PROBLEM REQUIREMENTS: Write the records out again exactly, leaving no images in.

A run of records
## Begin

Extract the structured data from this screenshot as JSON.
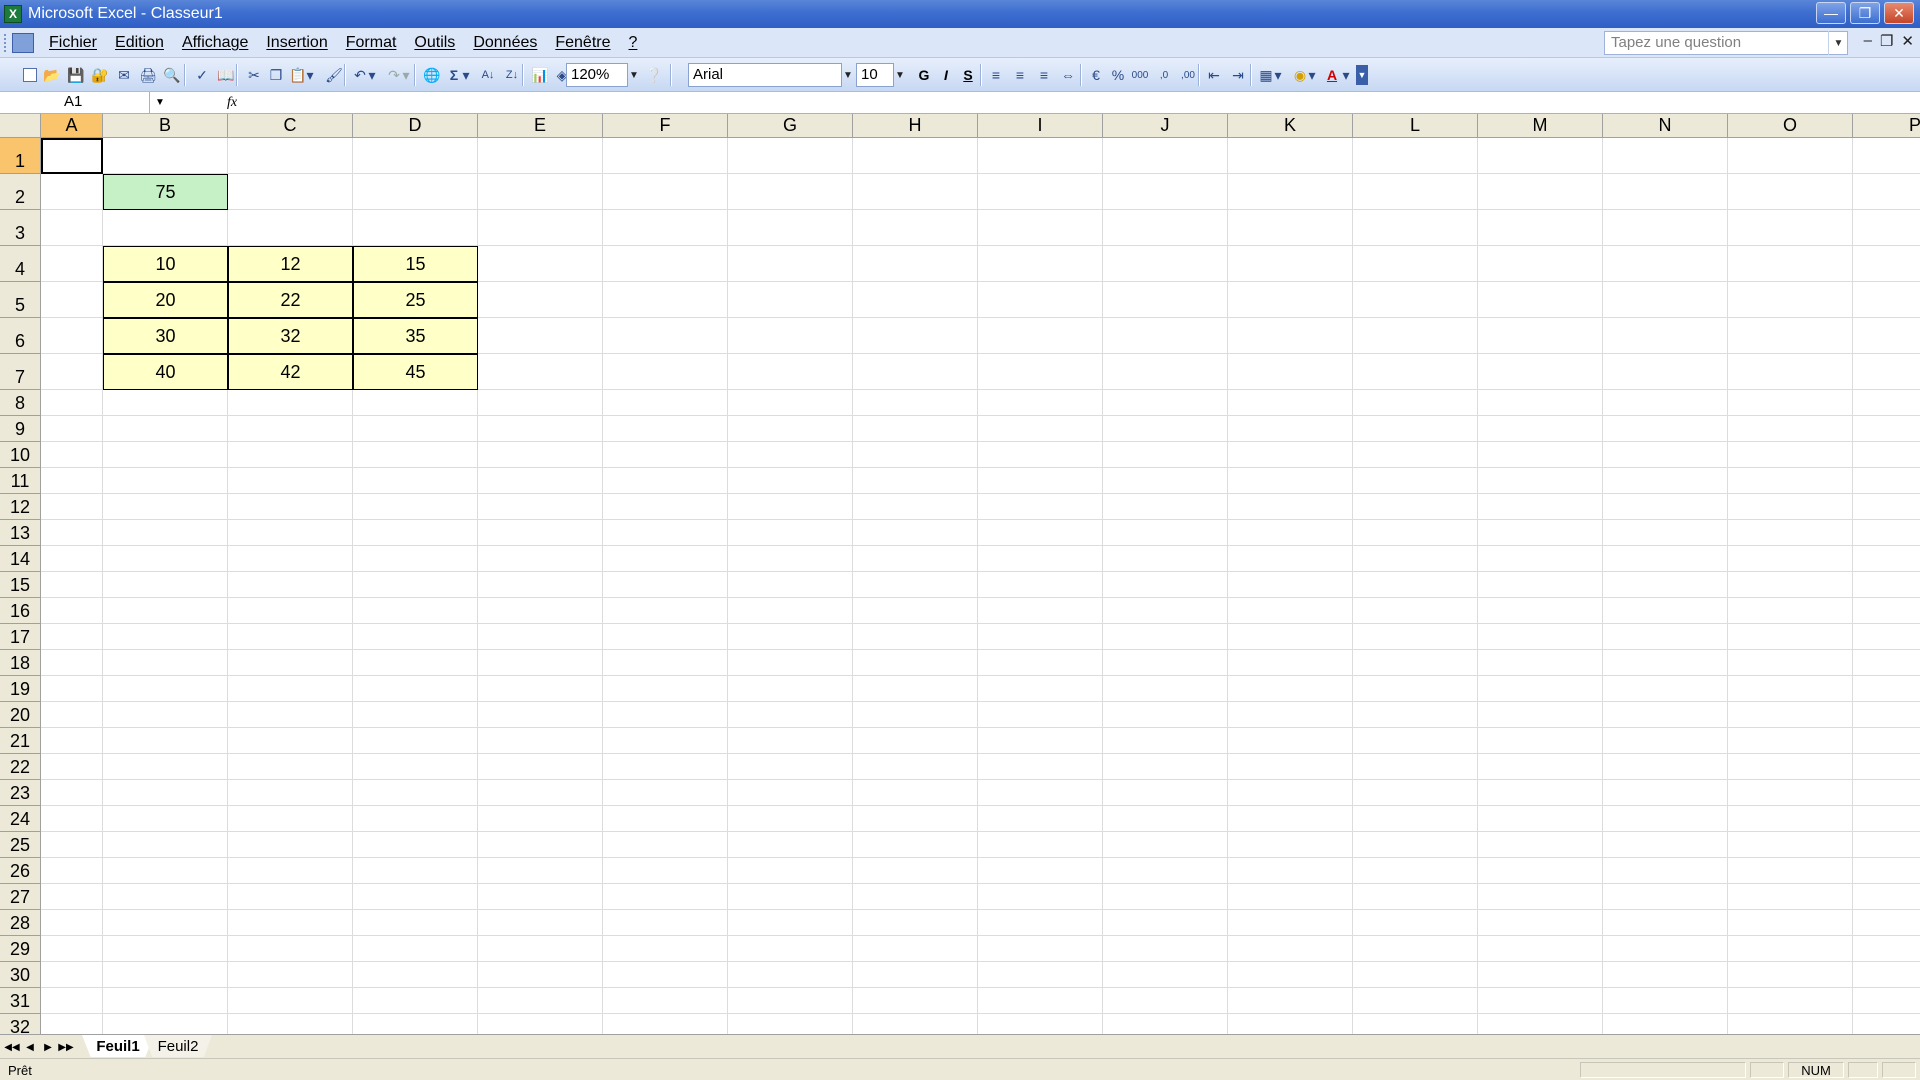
{
  "window": {
    "title": "Microsoft Excel - Classeur1",
    "app_icon": "excel-icon"
  },
  "menu": {
    "items": [
      "Fichier",
      "Edition",
      "Affichage",
      "Insertion",
      "Format",
      "Outils",
      "Données",
      "Fenêtre",
      "?"
    ],
    "question_placeholder": "Tapez une question"
  },
  "toolbar": {
    "zoom": "120%",
    "font": "Arial",
    "font_size": "10",
    "bold": "G",
    "italic": "I",
    "underline": "S"
  },
  "formula": {
    "name_box": "A1",
    "fx": "fx",
    "content": ""
  },
  "sheet": {
    "columns": [
      "A",
      "B",
      "C",
      "D",
      "E",
      "F",
      "G",
      "H",
      "I",
      "J",
      "K",
      "L",
      "M",
      "N",
      "O",
      "P"
    ],
    "rows": [
      "1",
      "2",
      "3",
      "4",
      "5",
      "6",
      "7",
      "8",
      "9",
      "10",
      "11",
      "12",
      "13",
      "14",
      "15",
      "16",
      "17",
      "18",
      "19",
      "20",
      "21",
      "22",
      "23",
      "24",
      "25",
      "26",
      "27",
      "28",
      "29",
      "30",
      "31",
      "32"
    ],
    "active_cell": "A1",
    "cells": [
      {
        "ref": "B2",
        "value": "75",
        "fill": "green"
      },
      {
        "ref": "B4",
        "value": "10",
        "fill": "yellow"
      },
      {
        "ref": "C4",
        "value": "12",
        "fill": "yellow"
      },
      {
        "ref": "D4",
        "value": "15",
        "fill": "yellow"
      },
      {
        "ref": "B5",
        "value": "20",
        "fill": "yellow"
      },
      {
        "ref": "C5",
        "value": "22",
        "fill": "yellow"
      },
      {
        "ref": "D5",
        "value": "25",
        "fill": "yellow"
      },
      {
        "ref": "B6",
        "value": "30",
        "fill": "yellow"
      },
      {
        "ref": "C6",
        "value": "32",
        "fill": "yellow"
      },
      {
        "ref": "D6",
        "value": "35",
        "fill": "yellow"
      },
      {
        "ref": "B7",
        "value": "40",
        "fill": "yellow"
      },
      {
        "ref": "C7",
        "value": "42",
        "fill": "yellow"
      },
      {
        "ref": "D7",
        "value": "45",
        "fill": "yellow"
      }
    ],
    "colors": {
      "green": "#c6f0c6",
      "yellow": "#ffffc8",
      "header_active": "#f9c46b"
    }
  },
  "tabs": [
    "Feuil1",
    "Feuil2"
  ],
  "active_tab": "Feuil1",
  "status": {
    "text": "Prêt",
    "num": "NUM"
  }
}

## End

RESPONSE TO THE TASK:
Extract the structured data from this screenshot as JSON.
{
  "window": {
    "title": "Microsoft Excel - Classeur1",
    "app_icon": "excel-icon"
  },
  "menu": {
    "items": [
      "Fichier",
      "Edition",
      "Affichage",
      "Insertion",
      "Format",
      "Outils",
      "Données",
      "Fenêtre",
      "?"
    ],
    "question_placeholder": "Tapez une question"
  },
  "toolbar": {
    "zoom": "120%",
    "font": "Arial",
    "font_size": "10",
    "bold": "G",
    "italic": "I",
    "underline": "S"
  },
  "formula": {
    "name_box": "A1",
    "fx": "fx",
    "content": ""
  },
  "sheet": {
    "columns": [
      "A",
      "B",
      "C",
      "D",
      "E",
      "F",
      "G",
      "H",
      "I",
      "J",
      "K",
      "L",
      "M",
      "N",
      "O",
      "P"
    ],
    "rows": [
      "1",
      "2",
      "3",
      "4",
      "5",
      "6",
      "7",
      "8",
      "9",
      "10",
      "11",
      "12",
      "13",
      "14",
      "15",
      "16",
      "17",
      "18",
      "19",
      "20",
      "21",
      "22",
      "23",
      "24",
      "25",
      "26",
      "27",
      "28",
      "29",
      "30",
      "31",
      "32"
    ],
    "active_cell": "A1",
    "cells": [
      {
        "ref": "B2",
        "value": "75",
        "fill": "green"
      },
      {
        "ref": "B4",
        "value": "10",
        "fill": "yellow"
      },
      {
        "ref": "C4",
        "value": "12",
        "fill": "yellow"
      },
      {
        "ref": "D4",
        "value": "15",
        "fill": "yellow"
      },
      {
        "ref": "B5",
        "value": "20",
        "fill": "yellow"
      },
      {
        "ref": "C5",
        "value": "22",
        "fill": "yellow"
      },
      {
        "ref": "D5",
        "value": "25",
        "fill": "yellow"
      },
      {
        "ref": "B6",
        "value": "30",
        "fill": "yellow"
      },
      {
        "ref": "C6",
        "value": "32",
        "fill": "yellow"
      },
      {
        "ref": "D6",
        "value": "35",
        "fill": "yellow"
      },
      {
        "ref": "B7",
        "value": "40",
        "fill": "yellow"
      },
      {
        "ref": "C7",
        "value": "42",
        "fill": "yellow"
      },
      {
        "ref": "D7",
        "value": "45",
        "fill": "yellow"
      }
    ],
    "colors": {
      "green": "#c6f0c6",
      "yellow": "#ffffc8",
      "header_active": "#f9c46b"
    }
  },
  "tabs": [
    "Feuil1",
    "Feuil2"
  ],
  "active_tab": "Feuil1",
  "status": {
    "text": "Prêt",
    "num": "NUM"
  }
}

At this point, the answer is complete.